* Instruction
Retyping should cover only the lines from the one containing "Transcribe the text in this document." through the final line of the records, with pictures omitted.

* Data listing
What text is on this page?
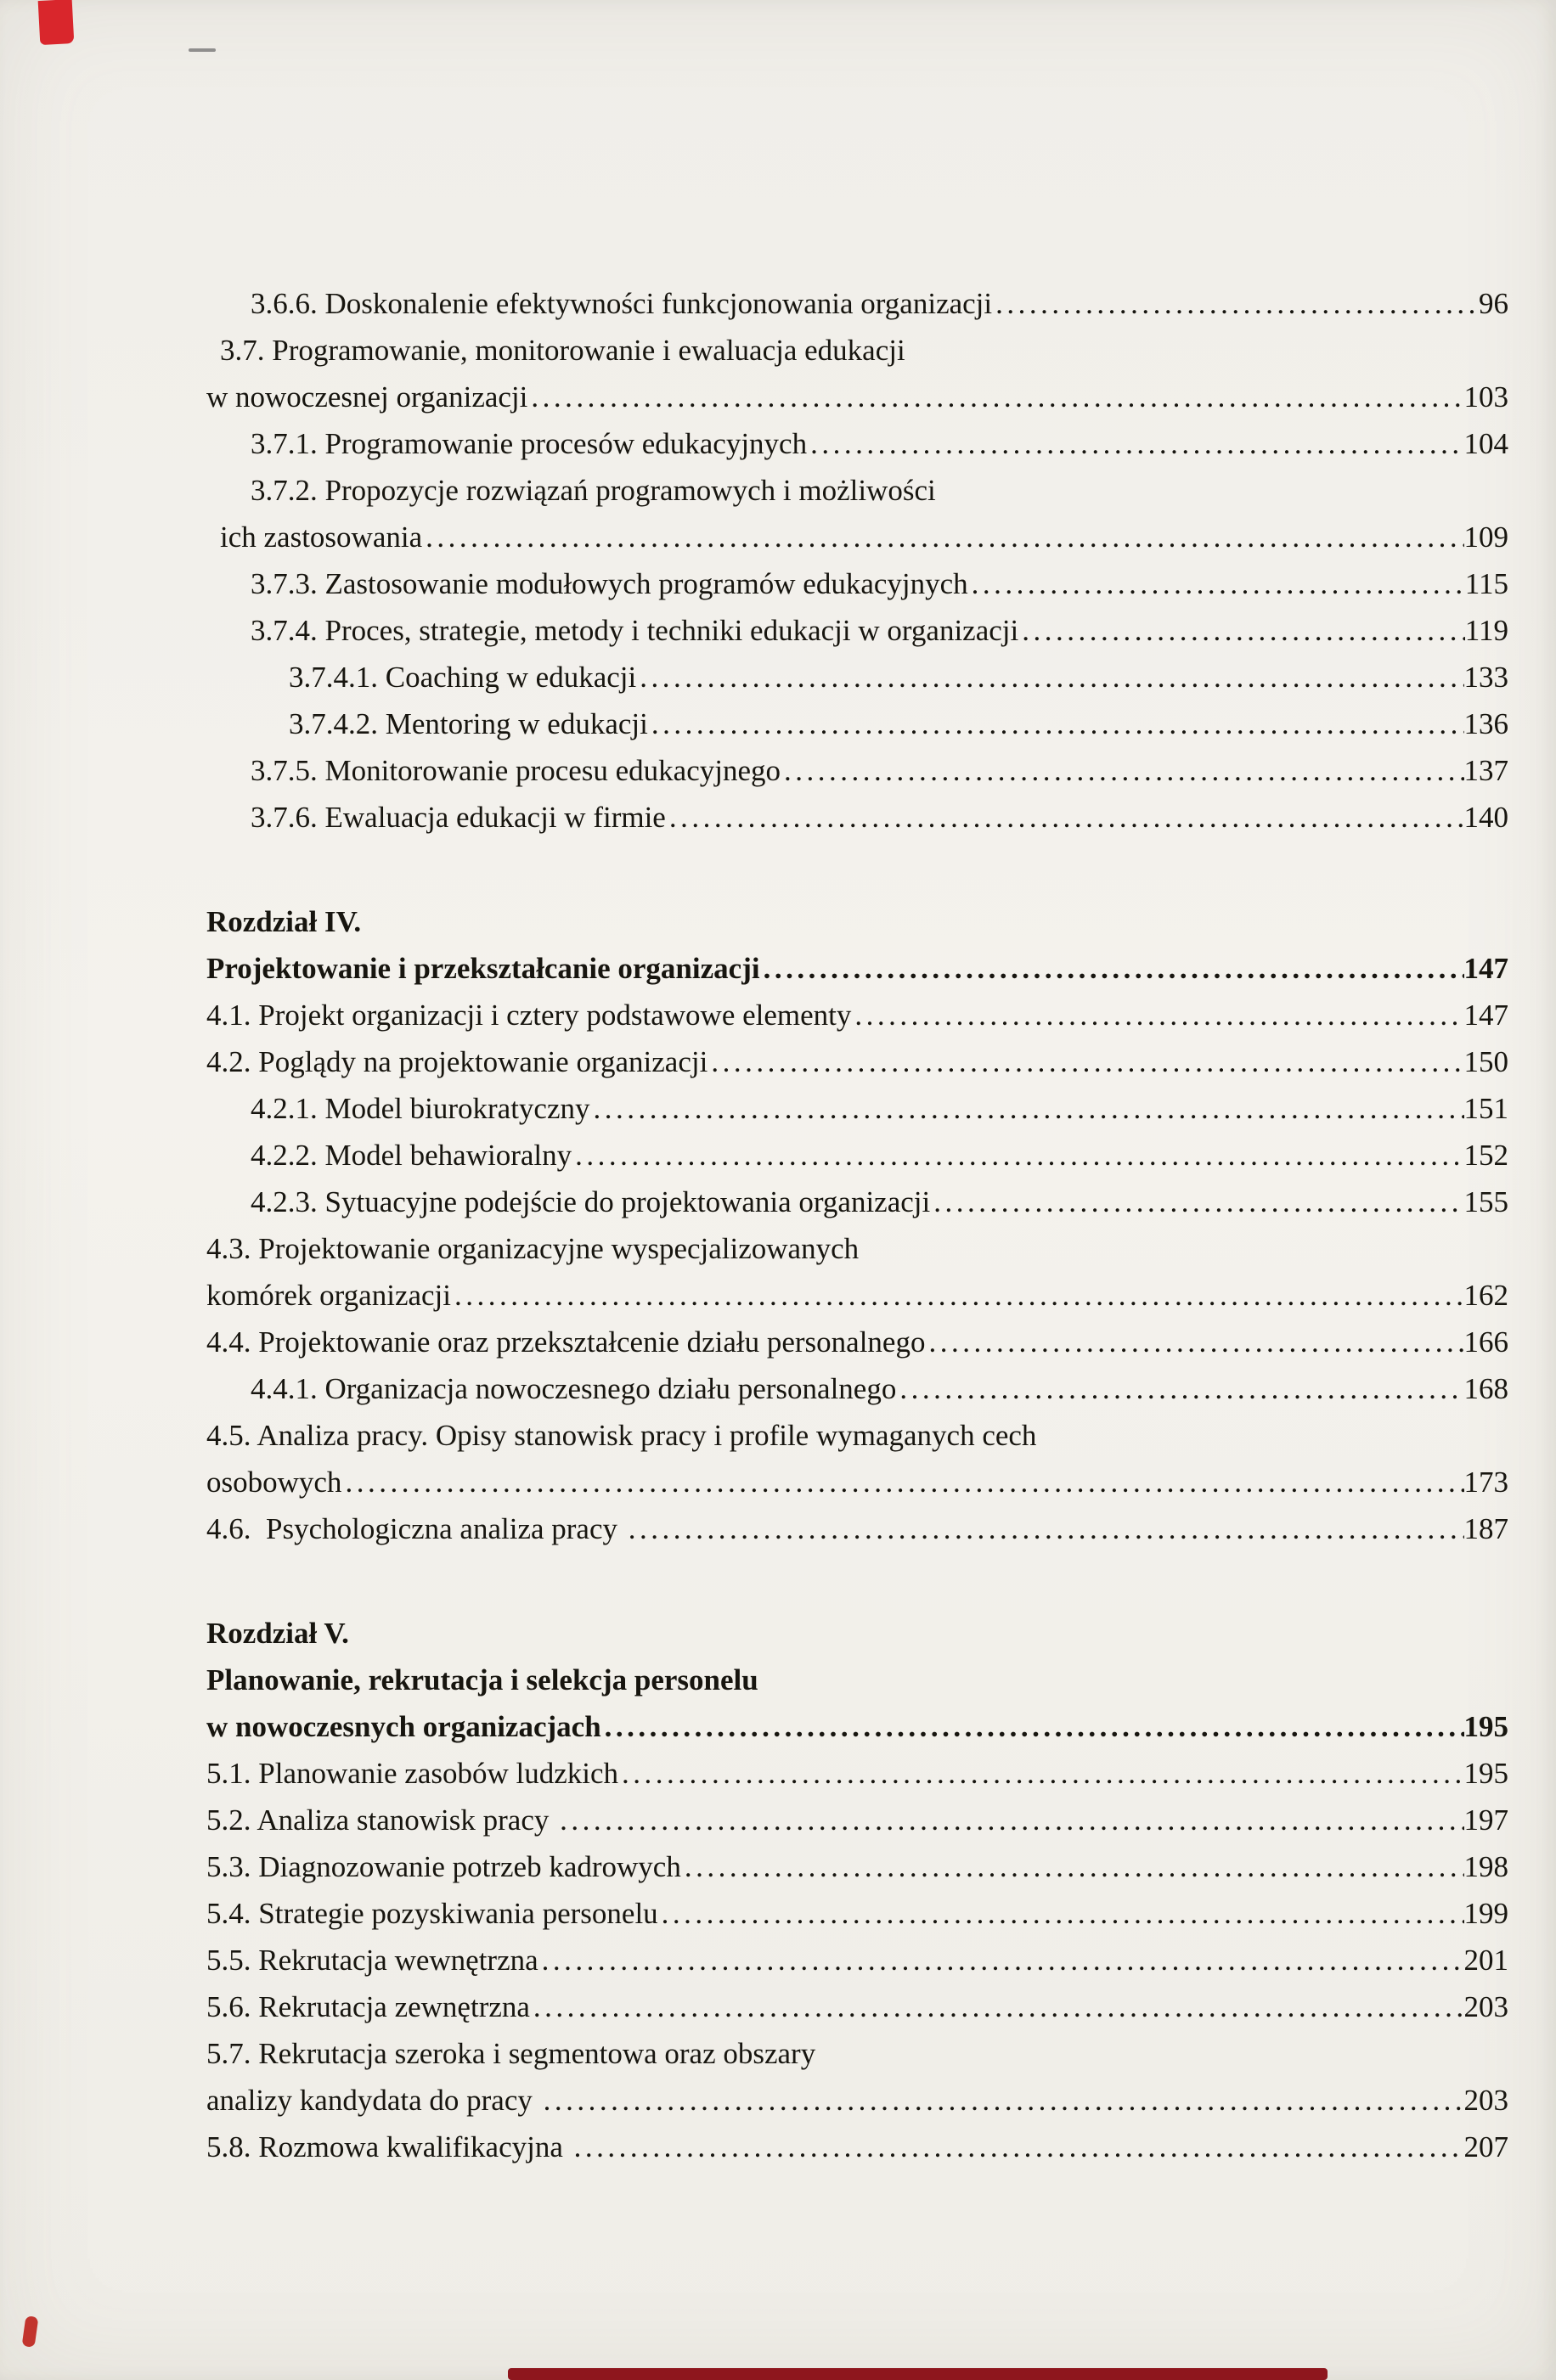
3.6.6. Doskonalenie efektywności funkcjonowania organizacji .....	96
3.7. Programowanie, monitorowanie i ewaluacja edukacji
w nowoczesnej organizacji .....	103
3.7.1. Programowanie procesów edukacyjnych .....	104
3.7.2. Propozycje rozwiązań programowych i możliwości
ich zastosowania .....	109
3.7.3. Zastosowanie modułowych programów edukacyjnych .....	115
3.7.4. Proces, strategie, metody i techniki edukacji w organizacji .....	119
3.7.4.1. Coaching w edukacji .....	133
3.7.4.2. Mentoring w edukacji .....	136
3.7.5. Monitorowanie procesu edukacyjnego .....	137
3.7.6. Ewaluacja edukacji w firmie .....	140
Rozdział IV.
Projektowanie i przekształcanie organizacji .....	147
4.1. Projekt organizacji i cztery podstawowe elementy .....	147
4.2. Poglądy na projektowanie organizacji .....	150
4.2.1. Model biurokratyczny .....	151
4.2.2. Model behawioralny .....	152
4.2.3. Sytuacyjne podejście do projektowania organizacji .....	155
4.3. Projektowanie organizacyjne wyspecjalizowanych
komórek organizacji .....	162
4.4. Projektowanie oraz przekształcenie działu personalnego .....	166
4.4.1. Organizacja nowoczesnego działu personalnego .....	168
4.5. Analiza pracy. Opisy stanowisk pracy i profile wymaganych cech
osobowych .....	173
4.6.  Psychologiczna analiza pracy .....	187
Rozdział V.
Planowanie, rekrutacja i selekcja personelu
w nowoczesnych organizacjach .....	195
5.1. Planowanie zasobów ludzkich .....	195
5.2. Analiza stanowisk pracy .....	197
5.3. Diagnozowanie potrzeb kadrowych .....	198
5.4. Strategie pozyskiwania personelu .....	199
5.5. Rekrutacja wewnętrzna .....	201
5.6. Rekrutacja zewnętrzna .....	203
5.7. Rekrutacja szeroka i segmentowa oraz obszary
analizy kandydata do pracy .....	203
5.8. Rozmowa kwalifikacyjna .....	207
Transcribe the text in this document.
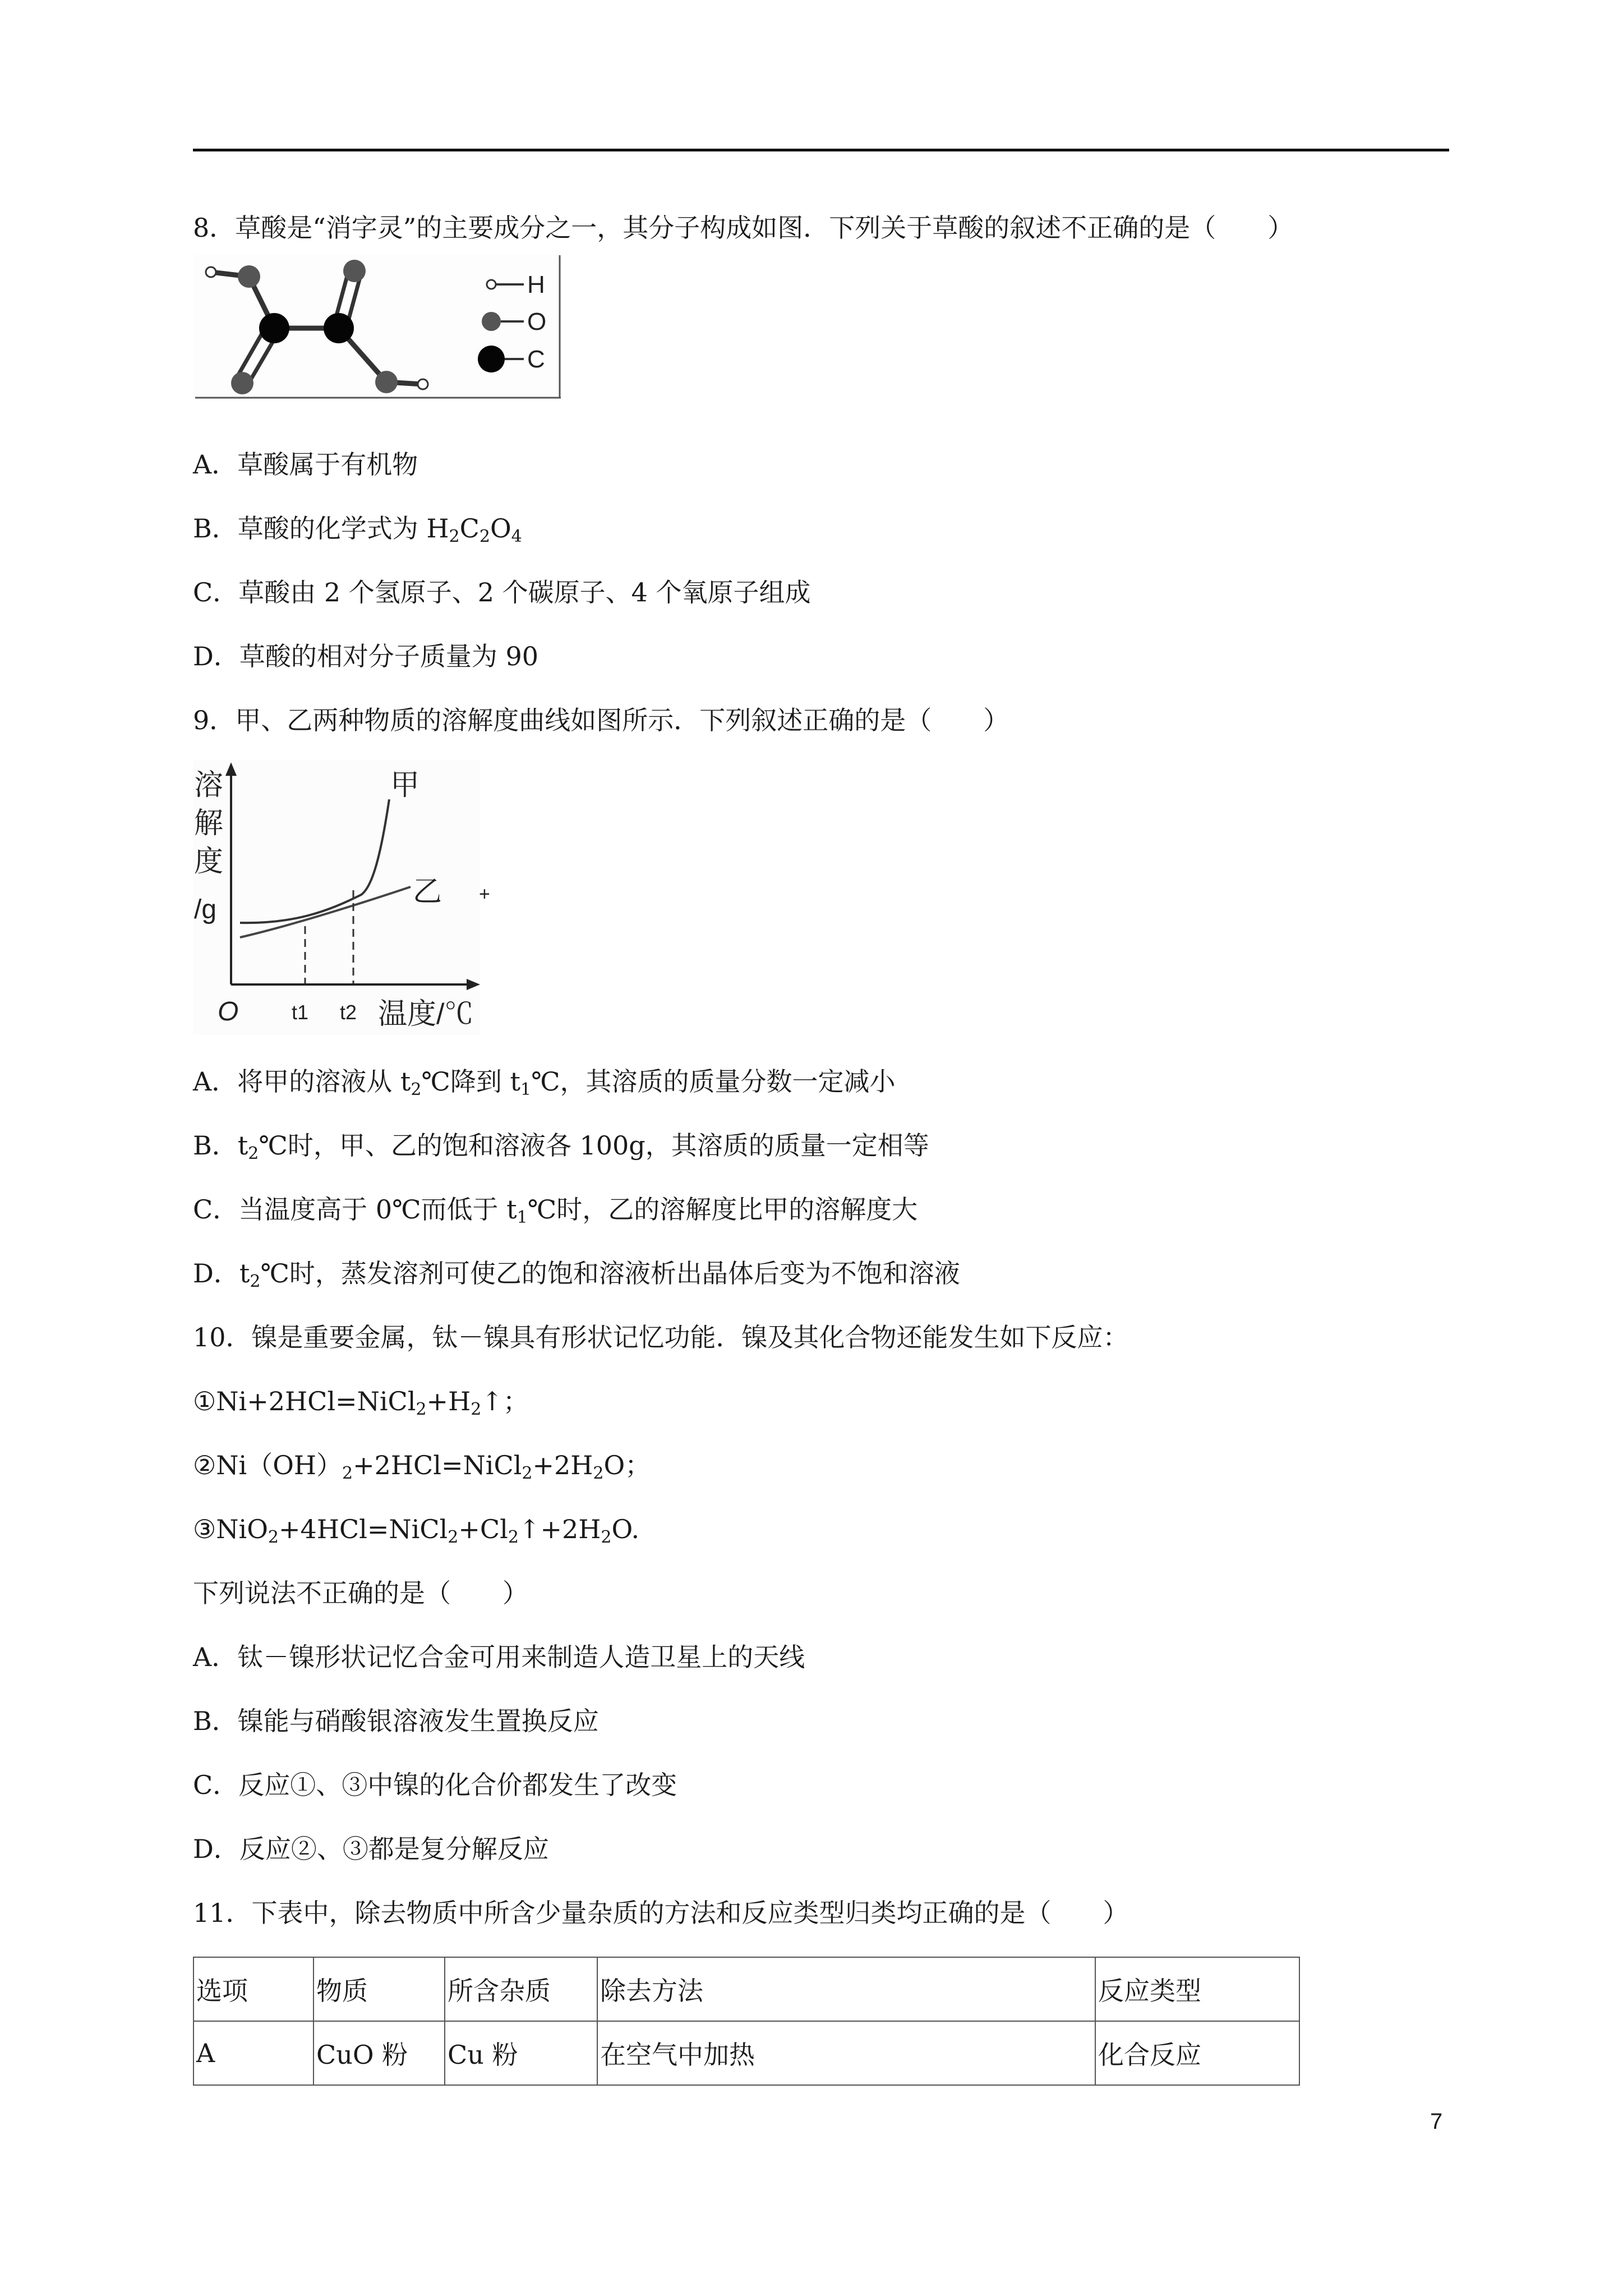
8．草酸是“消字灵”的主要成分之一，其分子构成如图．下列关于草酸的叙述不正确的是（　　）
H
O
C
A．草酸属于有机物
B．草酸的化学式为 $H_2C_2O_4$
C．草酸由 2 个氢原子、2 个碳原子、4 个氧原子组成
D．草酸的相对分子质量为 90
9．甲、乙两种物质的溶解度曲线如图所示．下列叙述正确的是（　　）
溶
解
度
/g
O	t1 t2 温度/℃
甲
乙 +
A．将甲的溶液从 $t_2℃$降到 $t_1℃$，其溶质的质量分数一定减小
B．$t_2℃$时，甲、乙的饱和溶液各 100g，其溶质的质量一定相等
C．当温度高于 0℃而低于 $t_1℃$时，乙的溶解度比甲的溶解度大
D．$t_2℃$时，蒸发溶剂可使乙的饱和溶液析出晶体后变为不饱和溶液
10．镍是重要金属，钛－镍具有形状记忆功能．镍及其化合物还能发生如下反应：
$①Ni+2HCl=NiCl_2+H_2↑$；
$②Ni(OH)_2+2HCl=NiCl_2+2H_2O$；
$③NiO_2+4HCl=NiCl_2+Cl_2↑+2H_2O$.
下列说法不正确的是（　　）
A．钛－镍形状记忆合金可用来制造人造卫星上的天线
B．镍能与硝酸银溶液发生置换反应
C．反应①、③中镍的化合价都发生了改变
D．反应②、③都是复分解反应
11．下表中，除去物质中所含少量杂质的方法和反应类型归类均正确的是（　　）
选项	物质	所含杂质	除去方法	反应类型
A	CuO 粉	Cu 粉	在空气中加热	化合反应
7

* Task result
Transcribe the text in this document.
8．草酸是“消字灵”的主要成分之一，其分子构成如图．下列关于草酸的叙述不正确的是（　　）
H
O
C
A．草酸属于有机物
B．草酸的化学式为 $H_2C_2O_4$
C．草酸由 2 个氢原子、2 个碳原子、4 个氧原子组成
D．草酸的相对分子质量为 90
9．甲、乙两种物质的溶解度曲线如图所示．下列叙述正确的是（　　）
溶
解
度
/g
O	t1 t2 温度/℃
甲
乙 +
A．将甲的溶液从 $t_2℃$降到 $t_1℃$，其溶质的质量分数一定减小
B．$t_2℃$时，甲、乙的饱和溶液各 100g，其溶质的质量一定相等
C．当温度高于 0℃而低于 $t_1℃$时，乙的溶解度比甲的溶解度大
D．$t_2℃$时，蒸发溶剂可使乙的饱和溶液析出晶体后变为不饱和溶液
10．镍是重要金属，钛－镍具有形状记忆功能．镍及其化合物还能发生如下反应：
$①Ni+2HCl=NiCl_2+H_2↑$；
$②Ni(OH)_2+2HCl=NiCl_2+2H_2O$；
$③NiO_2+4HCl=NiCl_2+Cl_2↑+2H_2O$.
下列说法不正确的是（　　）
A．钛－镍形状记忆合金可用来制造人造卫星上的天线
B．镍能与硝酸银溶液发生置换反应
C．反应①、③中镍的化合价都发生了改变
D．反应②、③都是复分解反应
11．下表中，除去物质中所含少量杂质的方法和反应类型归类均正确的是（　　）
选项	物质	所含杂质	除去方法	反应类型
A	CuO 粉	Cu 粉	在空气中加热	化合反应
7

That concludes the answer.